> **Information given**
══════

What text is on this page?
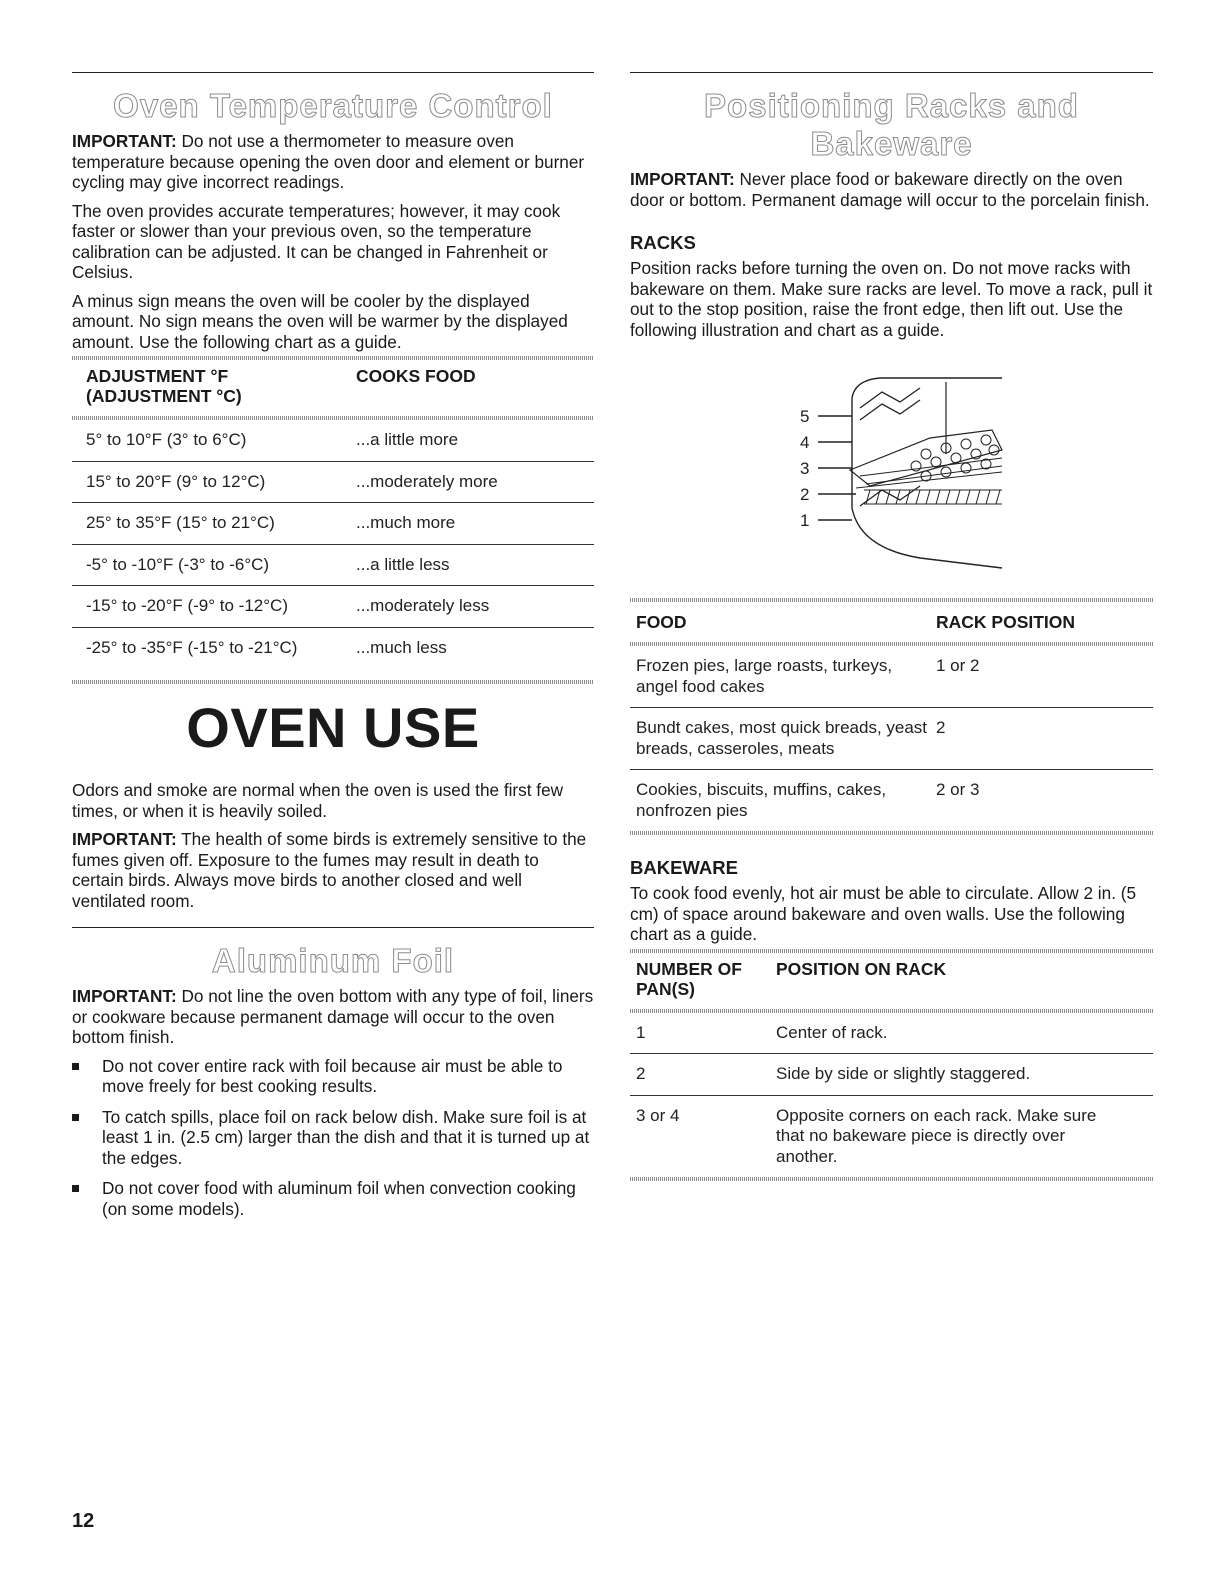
Oven Temperature Control

IMPORTANT: Do not use a thermometer to measure oven temperature because opening the oven door and element or burner cycling may give incorrect readings.

The oven provides accurate temperatures; however, it may cook faster or slower than your previous oven, so the temperature calibration can be adjusted. It can be changed in Fahrenheit or Celsius.

A minus sign means the oven will be cooler by the displayed amount. No sign means the oven will be warmer by the displayed amount. Use the following chart as a guide.

ADJUSTMENT °F
(ADJUSTMENT °C)
	COOKS FOOD
5° to 10°F (3° to 6°C)	...a little more

15° to 20°F (9° to 12°C)	...moderately more

25° to 35°F (15° to 21°C)	...much more

-5° to -10°F (-3° to -6°C)	...a little less

-15° to -20°F (-9° to -12°C)	...moderately less

-25° to -35°F (-15° to -21°C)	...much less
OVEN USE

Odors and smoke are normal when the oven is used the first few times, or when it is heavily soiled.

IMPORTANT: The health of some birds is extremely sensitive to the fumes given off. Exposure to the fumes may result in death to certain birds. Always move birds to another closed and well ventilated room.

Aluminum Foil

IMPORTANT: Do not line the oven bottom with any type of foil, liners or cookware because permanent damage will occur to the oven bottom finish.

Do not cover entire rack with foil because air must be able to move freely for best cooking results.
To catch spills, place foil on rack below dish. Make sure foil is at least 1 in. (2.5 cm) larger than the dish and that it is turned up at the edges.
Do not cover food with aluminum foil when convection cooking (on some models).
Positioning Racks and Bakeware

IMPORTANT: Never place food or bakeware directly on the oven door or bottom. Permanent damage will occur to the porcelain finish.

RACKS

Position racks before turning the oven on. Do not move racks with bakeware on them. Make sure racks are level. To move a rack, pull it out to the stop position, raise the front edge, then lift out. Use the following illustration and chart as a guide.

5
4
3
2
1
FOOD	RACK POSITION
Frozen pies, large roasts, turkeys, angel food cakes	1 or 2

Bundt cakes, most quick breads, yeast breads, casseroles, meats	2

Cookies, biscuits, muffins, cakes, nonfrozen pies	2 or 3
BAKEWARE

To cook food evenly, hot air must be able to circulate. Allow 2 in. (5 cm) of space around bakeware and oven walls. Use the following chart as a guide.

NUMBER OF
PAN(S)
	POSITION ON RACK
1	Center of rack.

2	Side by side or slightly staggered.

3 or 4	Opposite corners on each rack. Make sure that no bakeware piece is directly over another.
12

══════

> **Stated task**
Copy every line that contains the string "finish".

> **Exercise solution**
IMPORTANT: Do not line the oven bottom with any type of foil, liners or cookware because permanent damage will occur to the oven bottom finish.
IMPORTANT: Never place food or bakeware directly on the oven door or bottom. Permanent damage will occur to the porcelain finish.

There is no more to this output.